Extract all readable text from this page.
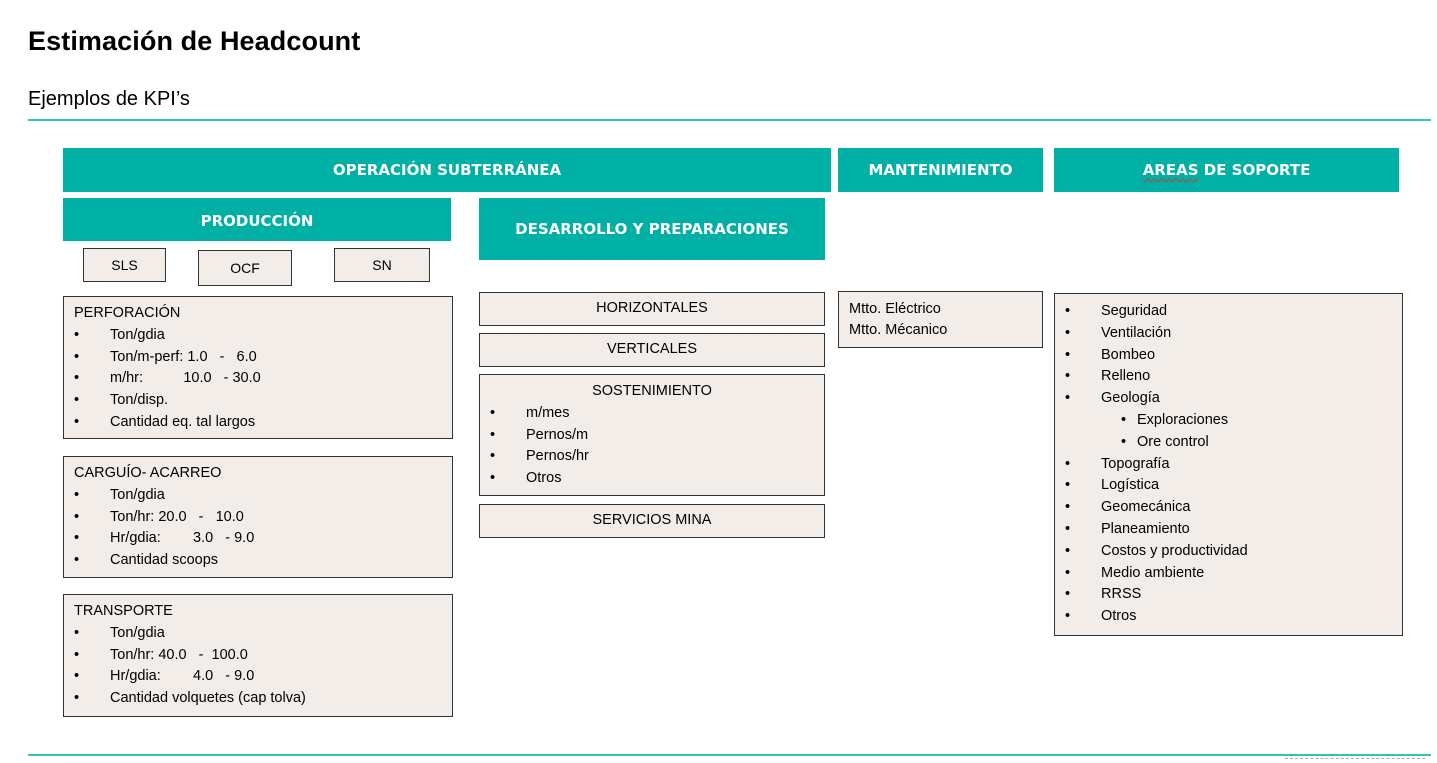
Estimación de Headcount
Ejemplos de KPI’s
OPERACIÓN SUBTERRÁNEA	MANTENIMIENTO	AREAS DE SOPORTE
PRODUCCIÓN	DESARROLLO Y PREPARACIONES
SLS	OCF	SN
PERFORACIÓN
• Ton/gdia
• Ton/m-perf: 1.0   -   6.0
• m/hr:          10.0   - 30.0
• Ton/disp.
• Cantidad eq. tal largos
CARGUÍO- ACARREO
• Ton/gdia
• Ton/hr: 20.0   -   10.0
• Hr/gdia:        3.0   - 9.0
• Cantidad scoops
TRANSPORTE
• Ton/gdia
• Ton/hr: 40.0   -  100.0
• Hr/gdia:        4.0   - 9.0
• Cantidad volquetes (cap tolva)
HORIZONTALES
VERTICALES
SOSTENIMIENTO
• m/mes
• Pernos/m
• Pernos/hr
• Otros
SERVICIOS MINA
Mtto. Eléctrico
Mtto. Mécanico
• Seguridad
• Ventilación
• Bombeo
• Relleno
• Geología
• Exploraciones
• Ore control
• Topografía
• Logística
• Geomecánica
• Planeamiento
• Costos y productividad
• Medio ambiente
• RRSS
• Otros
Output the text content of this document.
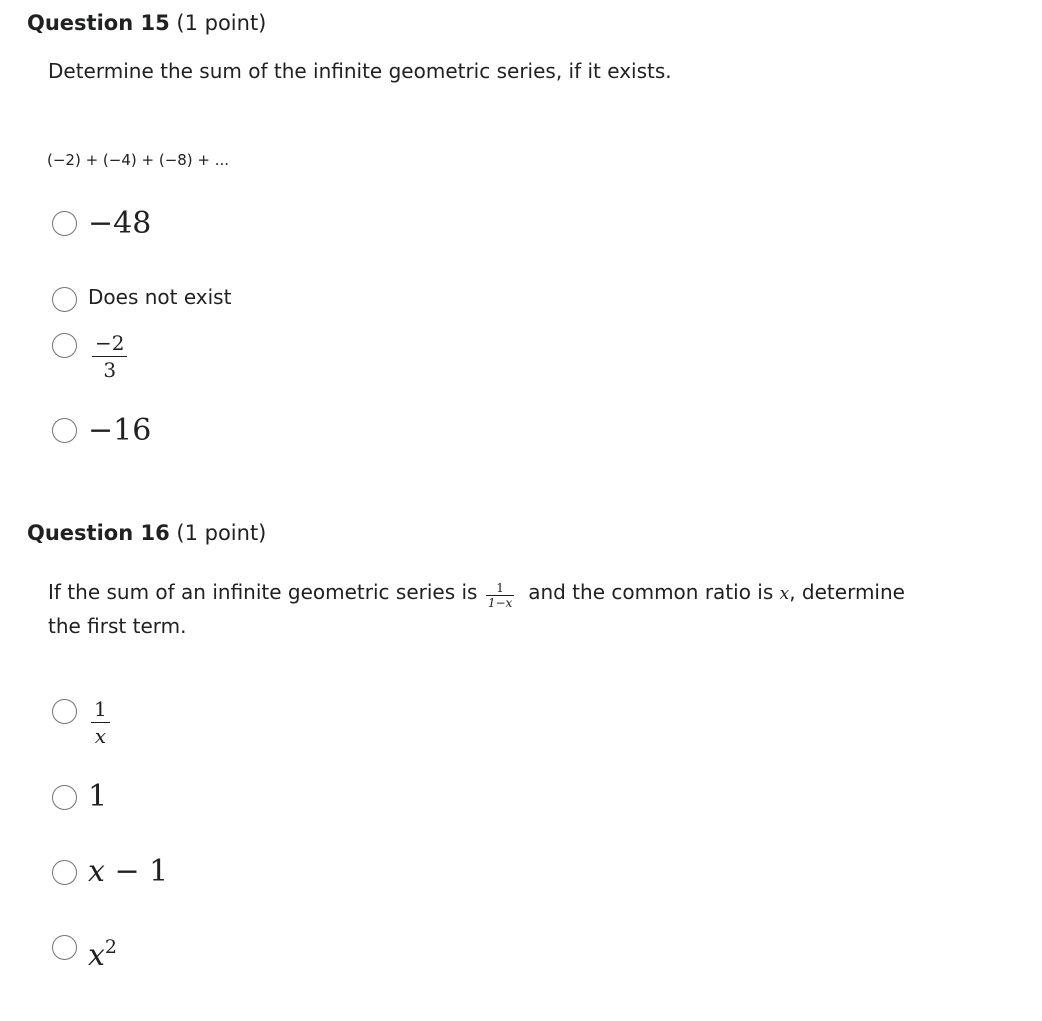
Question 15 (1 point)
Determine the sum of the infinite geometric series, if it exists.
(−2) + (−4) + (−8) + ...
−48
Does not exist
−2
3
−16
Question 16 (1 point)
If the sum of an infinite geometric series is 1
1−x and the common ratio is x, determine
the first term.
1
x
1
x − 1
$x^2$
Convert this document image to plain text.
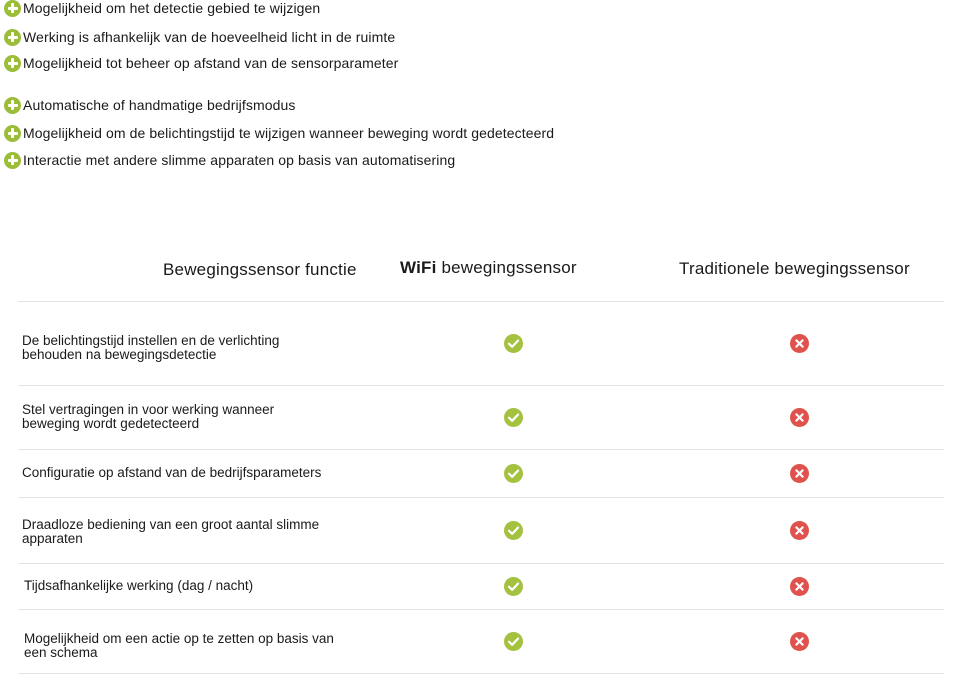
Mogelijkheid om het detectie gebied te wijzigen
Werking is afhankelijk van de hoeveelheid licht in de ruimte
Mogelijkheid tot beheer op afstand van de sensorparameter
Automatische of handmatige bedrijfsmodus
Mogelijkheid om de belichtingstijd te wijzigen wanneer beweging wordt gedetecteerd
Interactie met andere slimme apparaten op basis van automatisering
Bewegingssensor functie	WiFi bewegingssensor	Traditionele bewegingssensor
De belichtingstijd instellen en de verlichting
behouden na bewegingsdetectie
Stel vertragingen in voor werking wanneer
beweging wordt gedetecteerd
Configuratie op afstand van de bedrijfsparameters
Draadloze bediening van een groot aantal slimme
apparaten
Tijdsafhankelijke werking (dag / nacht)
Mogelijkheid om een actie op te zetten op basis van
een schema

——

• **Goal**: Output a faithful copy of the data, with each picture left out.

• **Response to this task**:
Extract all readable text from this page.
Estimación de Headcount
Ejemplos de KPI’s
OPERACIÓN SUBTERRÁNEA	MANTENIMIENTO	AREAS DE SOPORTE
PRODUCCIÓN	DESARROLLO Y PREPARACIONES
SLS	OCF	SN
PERFORACIÓN
• Ton/gdia
• Ton/m-perf: 1.0   -   6.0
• m/hr:          10.0   - 30.0
• Ton/disp.
• Cantidad eq. tal largos
CARGUÍO- ACARREO
• Ton/gdia
• Ton/hr: 20.0   -   10.0
• Hr/gdia:        3.0   - 9.0
• Cantidad scoops
TRANSPORTE
• Ton/gdia
• Ton/hr: 40.0   -  100.0
• Hr/gdia:        4.0   - 9.0
• Cantidad volquetes (cap tolva)
HORIZONTALES
VERTICALES
SOSTENIMIENTO
• m/mes
• Pernos/m
• Pernos/hr
• Otros
SERVICIOS MINA
Mtto. Eléctrico
Mtto. Mécanico
• Seguridad
• Ventilación
• Bombeo
• Relleno
• Geología
• Exploraciones
• Ore control
• Topografía
• Logística
• Geomecánica
• Planeamiento
• Costos y productividad
• Medio ambiente
• RRSS
• Otros
Output the text content of this document.
Question 15 (1 point)
Determine the sum of the infinite geometric series, if it exists.
(−2) + (−4) + (−8) + ...
−48
Does not exist
−2
3
−16
Question 16 (1 point)
If the sum of an infinite geometric series is 1
1−x and the common ratio is x, determine
the first term.
1
x
1
x − 1
$x^2$
Convert this document image to plain text.
Mogelijkheid om het detectie gebied te wijzigen
Werking is afhankelijk van de hoeveelheid licht in de ruimte
Mogelijkheid tot beheer op afstand van de sensorparameter
Automatische of handmatige bedrijfsmodus
Mogelijkheid om de belichtingstijd te wijzigen wanneer beweging wordt gedetecteerd
Interactie met andere slimme apparaten op basis van automatisering
Bewegingssensor functie	WiFi bewegingssensor	Traditionele bewegingssensor
De belichtingstijd instellen en de verlichting
behouden na bewegingsdetectie
Stel vertragingen in voor werking wanneer
beweging wordt gedetecteerd
Configuratie op afstand van de bedrijfsparameters
Draadloze bediening van een groot aantal slimme
apparaten
Tijdsafhankelijke werking (dag / nacht)
Mogelijkheid om een actie op te zetten op basis van
een schema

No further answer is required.